***** DATA FOR THE TASK *****

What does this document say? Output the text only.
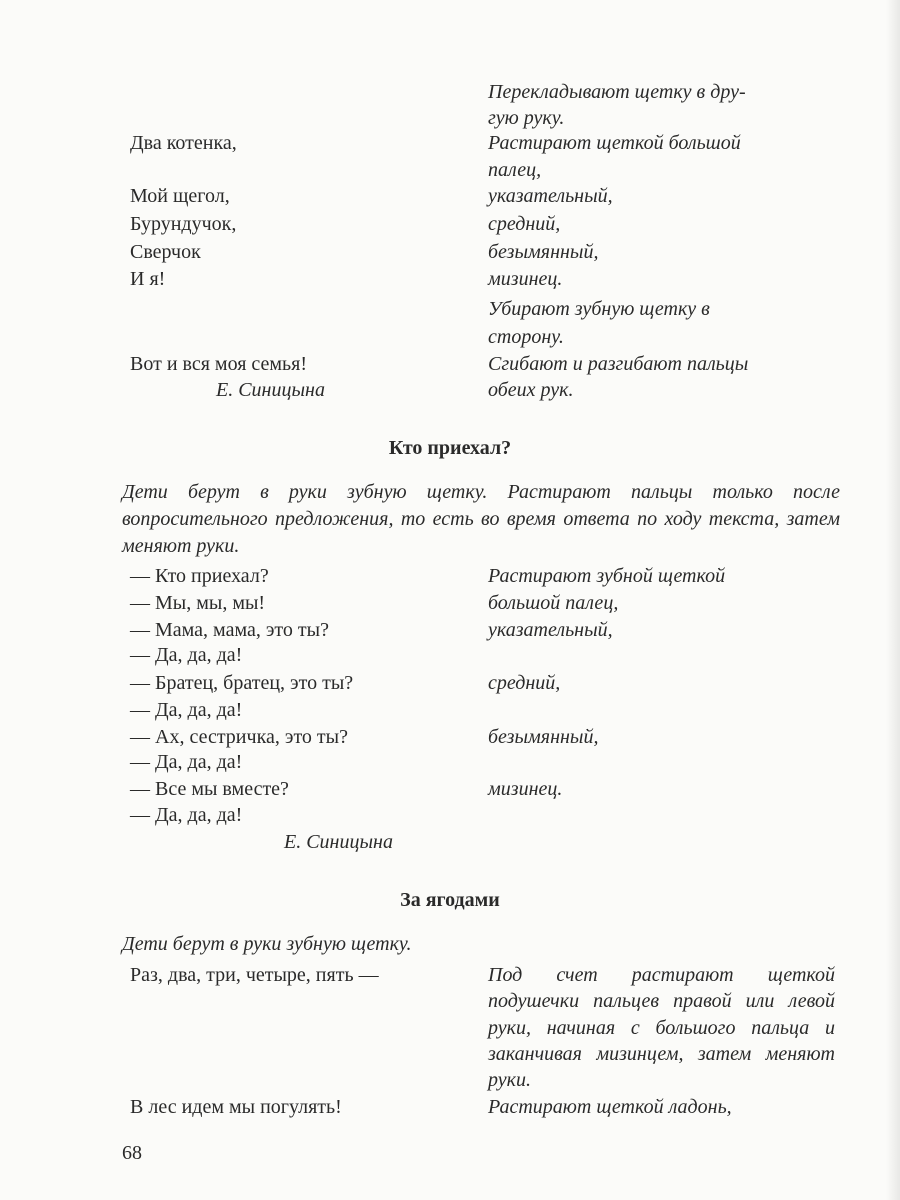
Перекладывают щетку в дру-
гую руку.
Два котенка,	Растирают щеткой большой
палец,
Мой щегол,	указательный,
Бурундучок,	средний,
Сверчок	безымянный,
И я!	мизинец.
Убирают зубную щетку в
сторону.
Вот и вся моя семья!	Сгибают и разгибают пальцы
обеих рук.
Е. Синицына
Кто приехал?
Дети берут в руки зубную щетку. Растирают пальцы только после вопросительного предложения, то есть во время ответа по ходу текста, затем меняют руки.
— Кто приехал?	Растирают зубной щеткой
— Мы, мы, мы!	большой палец,
— Мама, мама, это ты?	указательный,
— Да, да, да!
— Братец, братец, это ты?	средний,
— Да, да, да!
— Ах, сестричка, это ты?	безымянный,
— Да, да, да!
— Все мы вместе?	мизинец.
— Да, да, да!
Е. Синицына
За ягодами
Дети берут в руки зубную щетку.
Раз, два, три, четыре, пять —	Под счет растирают щеткой подушечки пальцев правой или левой руки, начиная с большого пальца и заканчивая мизинцем, затем меняют руки.
В лес идем мы погулять!	Растирают щеткой ладонь,
68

*****

**DESCRIPTION OF THE TASK:** Look through the data above. Copy every line with the string "приехал" in it.

**FINAL RESULT:**
Кто приехал?
— Кто приехал?	Растирают зубной щеткой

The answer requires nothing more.